-------- Material for this task
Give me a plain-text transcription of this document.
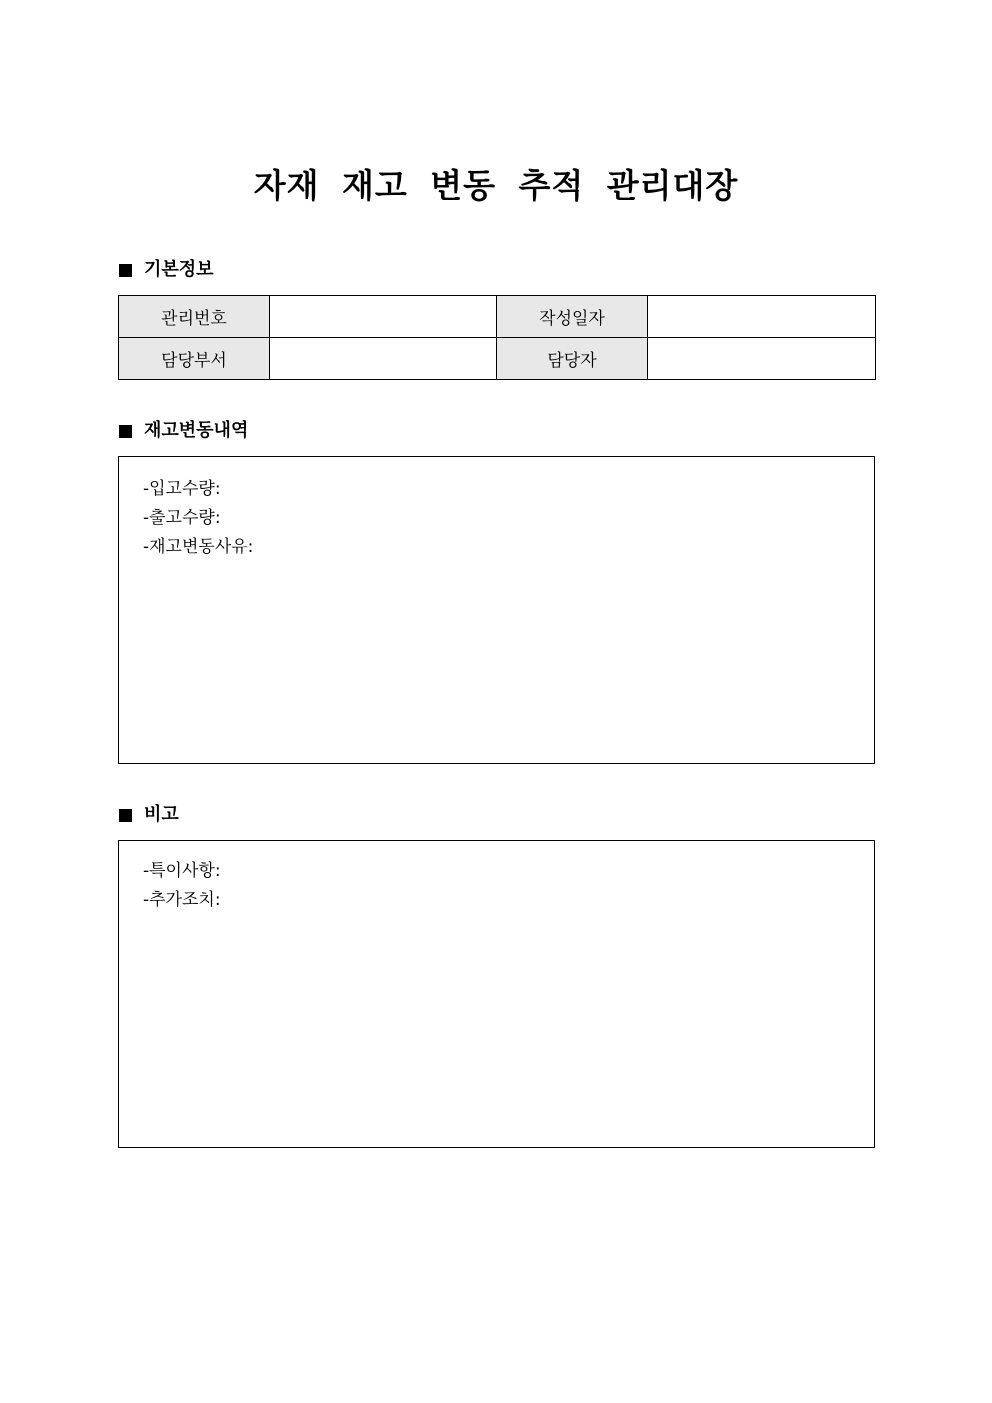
자재 재고 변동 추적 관리대장
기본정보
관리번호		작성일자	
담당부서		담당자	
재고변동내역
-입고수량:
-출고수량:
-재고변동사유:
비고
-특이사항:
-추가조치:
----------------
Transcribe every record above exactly, leaving out the pictures.

_Answer to this problem_.
Give me a plain-text transcription of this document.
자재 재고 변동 추적 관리대장
기본정보
관리번호		작성일자	
담당부서		담당자	
재고변동내역
-입고수량:
-출고수량:
-재고변동사유:
비고
-특이사항:
-추가조치:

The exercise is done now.